(Raw records)

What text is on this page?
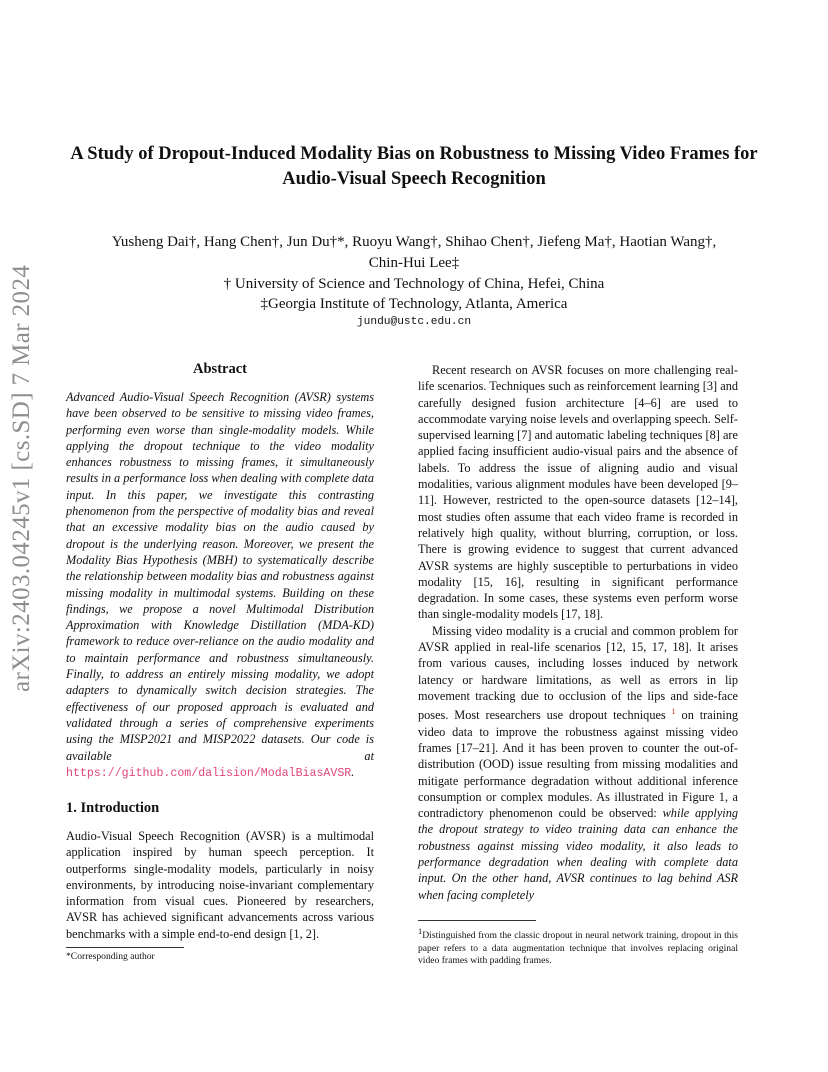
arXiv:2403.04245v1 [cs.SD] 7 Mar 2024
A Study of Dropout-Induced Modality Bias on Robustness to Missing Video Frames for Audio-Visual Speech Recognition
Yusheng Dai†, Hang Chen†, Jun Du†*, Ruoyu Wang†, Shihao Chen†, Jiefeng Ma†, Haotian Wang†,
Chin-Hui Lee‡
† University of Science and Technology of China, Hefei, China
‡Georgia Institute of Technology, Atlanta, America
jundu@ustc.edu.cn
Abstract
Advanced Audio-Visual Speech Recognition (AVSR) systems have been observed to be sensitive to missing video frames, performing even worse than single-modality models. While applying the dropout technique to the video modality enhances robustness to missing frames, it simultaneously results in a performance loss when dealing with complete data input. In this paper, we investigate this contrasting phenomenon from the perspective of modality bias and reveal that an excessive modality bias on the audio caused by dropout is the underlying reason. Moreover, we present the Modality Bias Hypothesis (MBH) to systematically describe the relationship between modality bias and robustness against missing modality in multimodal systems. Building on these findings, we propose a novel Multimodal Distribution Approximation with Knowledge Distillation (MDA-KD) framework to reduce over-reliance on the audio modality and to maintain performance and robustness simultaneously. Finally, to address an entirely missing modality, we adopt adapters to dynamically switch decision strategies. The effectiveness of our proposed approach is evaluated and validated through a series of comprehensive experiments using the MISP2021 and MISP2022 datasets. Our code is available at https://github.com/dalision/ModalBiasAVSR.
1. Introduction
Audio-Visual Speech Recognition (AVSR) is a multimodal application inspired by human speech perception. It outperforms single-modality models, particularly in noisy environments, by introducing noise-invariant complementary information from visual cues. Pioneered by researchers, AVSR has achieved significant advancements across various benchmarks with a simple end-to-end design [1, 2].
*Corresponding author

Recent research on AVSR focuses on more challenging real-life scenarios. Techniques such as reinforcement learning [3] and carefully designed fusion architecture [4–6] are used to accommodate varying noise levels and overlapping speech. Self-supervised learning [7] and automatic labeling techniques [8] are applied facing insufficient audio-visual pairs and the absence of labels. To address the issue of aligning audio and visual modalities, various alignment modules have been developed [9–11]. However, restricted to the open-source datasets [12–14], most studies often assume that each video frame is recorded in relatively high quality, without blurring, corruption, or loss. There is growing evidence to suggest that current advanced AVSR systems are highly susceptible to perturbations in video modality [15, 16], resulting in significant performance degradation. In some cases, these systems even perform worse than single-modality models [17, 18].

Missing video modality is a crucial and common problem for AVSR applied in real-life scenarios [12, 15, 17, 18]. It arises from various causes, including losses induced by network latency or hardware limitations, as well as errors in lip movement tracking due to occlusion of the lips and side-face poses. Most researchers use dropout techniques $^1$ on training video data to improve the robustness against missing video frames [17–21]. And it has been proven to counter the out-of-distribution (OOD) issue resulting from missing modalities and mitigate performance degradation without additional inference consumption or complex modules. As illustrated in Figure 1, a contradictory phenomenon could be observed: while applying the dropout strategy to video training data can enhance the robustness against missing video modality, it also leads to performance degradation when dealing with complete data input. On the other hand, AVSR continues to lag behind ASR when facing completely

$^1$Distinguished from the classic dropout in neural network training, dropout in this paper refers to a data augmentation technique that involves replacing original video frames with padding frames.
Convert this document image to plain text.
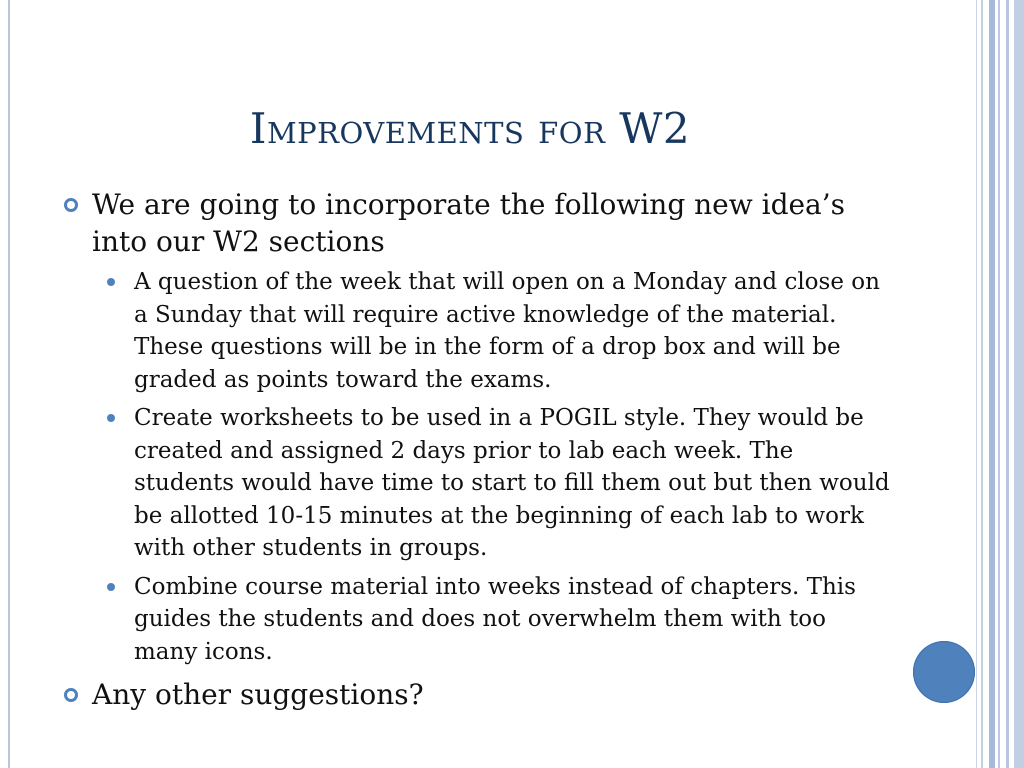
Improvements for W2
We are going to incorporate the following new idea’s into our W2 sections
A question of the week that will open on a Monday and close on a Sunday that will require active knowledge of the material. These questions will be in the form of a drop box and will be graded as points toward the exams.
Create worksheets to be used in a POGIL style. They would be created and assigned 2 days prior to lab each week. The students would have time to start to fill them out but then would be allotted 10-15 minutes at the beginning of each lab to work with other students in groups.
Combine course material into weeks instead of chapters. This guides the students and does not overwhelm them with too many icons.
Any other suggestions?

---

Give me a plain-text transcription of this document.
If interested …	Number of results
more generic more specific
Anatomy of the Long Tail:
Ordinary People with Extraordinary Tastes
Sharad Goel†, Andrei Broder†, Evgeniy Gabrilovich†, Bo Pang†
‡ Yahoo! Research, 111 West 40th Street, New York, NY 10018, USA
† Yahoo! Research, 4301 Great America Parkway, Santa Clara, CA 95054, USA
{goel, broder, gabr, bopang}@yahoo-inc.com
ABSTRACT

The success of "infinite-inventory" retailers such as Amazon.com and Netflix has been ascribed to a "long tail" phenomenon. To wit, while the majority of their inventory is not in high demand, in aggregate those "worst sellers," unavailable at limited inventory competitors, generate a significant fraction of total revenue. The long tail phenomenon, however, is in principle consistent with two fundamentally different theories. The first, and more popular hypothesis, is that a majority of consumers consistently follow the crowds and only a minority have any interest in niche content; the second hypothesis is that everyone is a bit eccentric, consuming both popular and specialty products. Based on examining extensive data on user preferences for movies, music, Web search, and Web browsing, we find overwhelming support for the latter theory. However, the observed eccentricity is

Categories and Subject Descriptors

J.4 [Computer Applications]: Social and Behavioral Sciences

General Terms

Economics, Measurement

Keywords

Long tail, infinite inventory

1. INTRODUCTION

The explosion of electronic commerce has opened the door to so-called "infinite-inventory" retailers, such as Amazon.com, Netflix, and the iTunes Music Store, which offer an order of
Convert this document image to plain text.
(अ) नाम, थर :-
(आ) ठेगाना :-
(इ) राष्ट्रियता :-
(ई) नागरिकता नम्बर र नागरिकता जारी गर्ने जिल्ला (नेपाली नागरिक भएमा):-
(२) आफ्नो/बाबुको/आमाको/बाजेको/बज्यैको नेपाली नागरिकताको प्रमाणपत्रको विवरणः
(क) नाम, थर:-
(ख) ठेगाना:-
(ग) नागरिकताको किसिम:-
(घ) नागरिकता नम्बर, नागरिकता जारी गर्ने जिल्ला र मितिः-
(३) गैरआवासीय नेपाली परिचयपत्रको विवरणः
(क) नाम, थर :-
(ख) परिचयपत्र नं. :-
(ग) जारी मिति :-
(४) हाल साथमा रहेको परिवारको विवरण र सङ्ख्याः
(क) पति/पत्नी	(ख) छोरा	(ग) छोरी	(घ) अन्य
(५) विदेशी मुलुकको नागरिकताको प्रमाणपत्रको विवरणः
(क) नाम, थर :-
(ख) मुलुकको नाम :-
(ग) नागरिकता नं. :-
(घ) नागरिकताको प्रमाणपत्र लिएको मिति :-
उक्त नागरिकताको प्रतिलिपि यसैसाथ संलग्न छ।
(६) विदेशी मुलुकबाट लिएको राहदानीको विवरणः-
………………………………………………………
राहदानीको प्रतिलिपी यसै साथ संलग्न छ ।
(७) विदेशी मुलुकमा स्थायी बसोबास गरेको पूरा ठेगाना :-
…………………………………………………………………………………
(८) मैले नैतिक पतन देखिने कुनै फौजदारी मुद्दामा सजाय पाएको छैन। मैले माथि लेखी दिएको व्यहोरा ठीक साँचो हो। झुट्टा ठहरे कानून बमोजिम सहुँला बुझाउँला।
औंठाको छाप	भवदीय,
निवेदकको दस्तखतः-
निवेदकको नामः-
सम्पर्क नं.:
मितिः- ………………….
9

Given problem:
Each line above that includes "Technology" should be shown.

Written solution:
† University of Science and Technology of China, Hefei, China
‡Georgia Institute of Technology, Atlanta, America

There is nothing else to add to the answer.